+++ Source material +++

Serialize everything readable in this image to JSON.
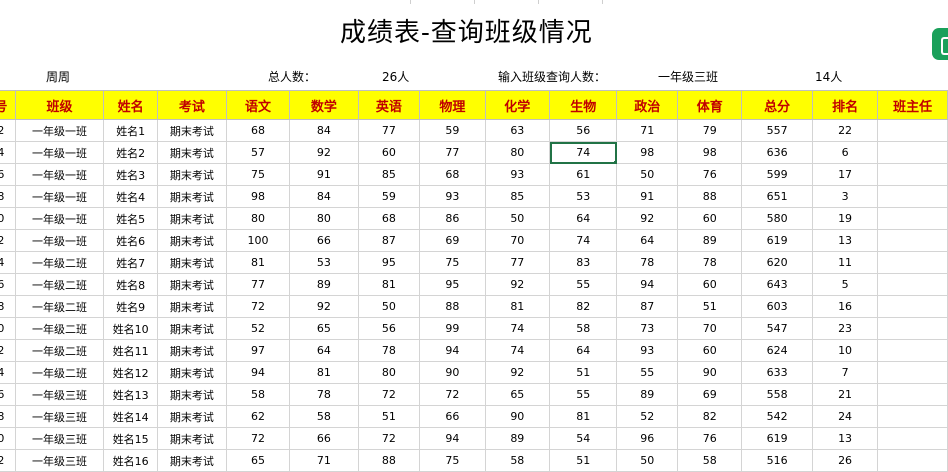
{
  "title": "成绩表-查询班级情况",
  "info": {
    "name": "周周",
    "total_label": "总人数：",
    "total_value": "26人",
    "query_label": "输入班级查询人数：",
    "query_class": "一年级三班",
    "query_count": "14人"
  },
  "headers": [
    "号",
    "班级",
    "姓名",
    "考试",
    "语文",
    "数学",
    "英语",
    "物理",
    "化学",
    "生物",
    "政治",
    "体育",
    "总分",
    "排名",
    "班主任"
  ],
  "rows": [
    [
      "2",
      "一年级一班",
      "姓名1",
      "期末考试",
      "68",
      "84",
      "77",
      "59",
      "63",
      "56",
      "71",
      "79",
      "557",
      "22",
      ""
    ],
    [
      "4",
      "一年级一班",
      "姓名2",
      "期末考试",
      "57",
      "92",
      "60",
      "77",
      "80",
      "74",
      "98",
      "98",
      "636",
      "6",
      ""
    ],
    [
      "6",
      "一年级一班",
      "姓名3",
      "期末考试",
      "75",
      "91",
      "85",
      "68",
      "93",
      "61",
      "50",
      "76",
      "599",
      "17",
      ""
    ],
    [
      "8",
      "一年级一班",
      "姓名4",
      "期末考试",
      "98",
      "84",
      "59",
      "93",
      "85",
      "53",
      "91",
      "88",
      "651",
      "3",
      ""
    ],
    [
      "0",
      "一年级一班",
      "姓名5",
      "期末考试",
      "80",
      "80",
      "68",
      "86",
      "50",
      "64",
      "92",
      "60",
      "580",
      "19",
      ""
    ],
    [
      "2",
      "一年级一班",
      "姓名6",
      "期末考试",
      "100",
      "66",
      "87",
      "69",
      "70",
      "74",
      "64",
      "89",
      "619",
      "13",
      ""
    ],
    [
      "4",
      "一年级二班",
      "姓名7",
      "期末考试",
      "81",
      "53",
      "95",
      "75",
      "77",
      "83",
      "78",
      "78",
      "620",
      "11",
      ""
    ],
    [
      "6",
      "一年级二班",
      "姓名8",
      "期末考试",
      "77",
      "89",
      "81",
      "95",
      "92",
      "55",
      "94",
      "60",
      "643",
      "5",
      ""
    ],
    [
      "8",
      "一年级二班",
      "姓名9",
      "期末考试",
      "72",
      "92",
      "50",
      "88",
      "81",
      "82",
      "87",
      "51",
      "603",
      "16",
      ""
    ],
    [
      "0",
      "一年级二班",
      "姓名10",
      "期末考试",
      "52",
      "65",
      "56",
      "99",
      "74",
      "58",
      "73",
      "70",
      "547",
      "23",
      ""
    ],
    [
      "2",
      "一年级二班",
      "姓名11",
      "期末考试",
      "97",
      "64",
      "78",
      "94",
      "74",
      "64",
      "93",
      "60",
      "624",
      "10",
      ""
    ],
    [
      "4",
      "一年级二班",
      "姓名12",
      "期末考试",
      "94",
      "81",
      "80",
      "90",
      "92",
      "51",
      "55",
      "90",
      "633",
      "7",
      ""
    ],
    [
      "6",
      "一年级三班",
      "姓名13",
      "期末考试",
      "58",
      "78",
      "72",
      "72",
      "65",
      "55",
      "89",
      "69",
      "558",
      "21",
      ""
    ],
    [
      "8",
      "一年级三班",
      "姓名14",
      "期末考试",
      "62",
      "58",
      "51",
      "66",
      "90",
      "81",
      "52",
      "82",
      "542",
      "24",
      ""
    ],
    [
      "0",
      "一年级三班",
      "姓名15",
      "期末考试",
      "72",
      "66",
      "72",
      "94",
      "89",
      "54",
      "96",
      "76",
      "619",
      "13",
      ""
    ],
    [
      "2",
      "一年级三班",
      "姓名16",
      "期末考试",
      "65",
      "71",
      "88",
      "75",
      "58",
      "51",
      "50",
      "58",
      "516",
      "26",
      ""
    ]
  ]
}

+++

**Exercise prompt:** Except for the pictures, copy every line of the records above exactly.

**Solution:**
Serialize everything readable in this image to JSON.
{
  "title": "成绩表-查询班级情况",
  "info": {
    "name": "周周",
    "total_label": "总人数：",
    "total_value": "26人",
    "query_label": "输入班级查询人数：",
    "query_class": "一年级三班",
    "query_count": "14人"
  },
  "headers": [
    "号",
    "班级",
    "姓名",
    "考试",
    "语文",
    "数学",
    "英语",
    "物理",
    "化学",
    "生物",
    "政治",
    "体育",
    "总分",
    "排名",
    "班主任"
  ],
  "rows": [
    [
      "2",
      "一年级一班",
      "姓名1",
      "期末考试",
      "68",
      "84",
      "77",
      "59",
      "63",
      "56",
      "71",
      "79",
      "557",
      "22",
      ""
    ],
    [
      "4",
      "一年级一班",
      "姓名2",
      "期末考试",
      "57",
      "92",
      "60",
      "77",
      "80",
      "74",
      "98",
      "98",
      "636",
      "6",
      ""
    ],
    [
      "6",
      "一年级一班",
      "姓名3",
      "期末考试",
      "75",
      "91",
      "85",
      "68",
      "93",
      "61",
      "50",
      "76",
      "599",
      "17",
      ""
    ],
    [
      "8",
      "一年级一班",
      "姓名4",
      "期末考试",
      "98",
      "84",
      "59",
      "93",
      "85",
      "53",
      "91",
      "88",
      "651",
      "3",
      ""
    ],
    [
      "0",
      "一年级一班",
      "姓名5",
      "期末考试",
      "80",
      "80",
      "68",
      "86",
      "50",
      "64",
      "92",
      "60",
      "580",
      "19",
      ""
    ],
    [
      "2",
      "一年级一班",
      "姓名6",
      "期末考试",
      "100",
      "66",
      "87",
      "69",
      "70",
      "74",
      "64",
      "89",
      "619",
      "13",
      ""
    ],
    [
      "4",
      "一年级二班",
      "姓名7",
      "期末考试",
      "81",
      "53",
      "95",
      "75",
      "77",
      "83",
      "78",
      "78",
      "620",
      "11",
      ""
    ],
    [
      "6",
      "一年级二班",
      "姓名8",
      "期末考试",
      "77",
      "89",
      "81",
      "95",
      "92",
      "55",
      "94",
      "60",
      "643",
      "5",
      ""
    ],
    [
      "8",
      "一年级二班",
      "姓名9",
      "期末考试",
      "72",
      "92",
      "50",
      "88",
      "81",
      "82",
      "87",
      "51",
      "603",
      "16",
      ""
    ],
    [
      "0",
      "一年级二班",
      "姓名10",
      "期末考试",
      "52",
      "65",
      "56",
      "99",
      "74",
      "58",
      "73",
      "70",
      "547",
      "23",
      ""
    ],
    [
      "2",
      "一年级二班",
      "姓名11",
      "期末考试",
      "97",
      "64",
      "78",
      "94",
      "74",
      "64",
      "93",
      "60",
      "624",
      "10",
      ""
    ],
    [
      "4",
      "一年级二班",
      "姓名12",
      "期末考试",
      "94",
      "81",
      "80",
      "90",
      "92",
      "51",
      "55",
      "90",
      "633",
      "7",
      ""
    ],
    [
      "6",
      "一年级三班",
      "姓名13",
      "期末考试",
      "58",
      "78",
      "72",
      "72",
      "65",
      "55",
      "89",
      "69",
      "558",
      "21",
      ""
    ],
    [
      "8",
      "一年级三班",
      "姓名14",
      "期末考试",
      "62",
      "58",
      "51",
      "66",
      "90",
      "81",
      "52",
      "82",
      "542",
      "24",
      ""
    ],
    [
      "0",
      "一年级三班",
      "姓名15",
      "期末考试",
      "72",
      "66",
      "72",
      "94",
      "89",
      "54",
      "96",
      "76",
      "619",
      "13",
      ""
    ],
    [
      "2",
      "一年级三班",
      "姓名16",
      "期末考试",
      "65",
      "71",
      "88",
      "75",
      "58",
      "51",
      "50",
      "58",
      "516",
      "26",
      ""
    ]
  ]
}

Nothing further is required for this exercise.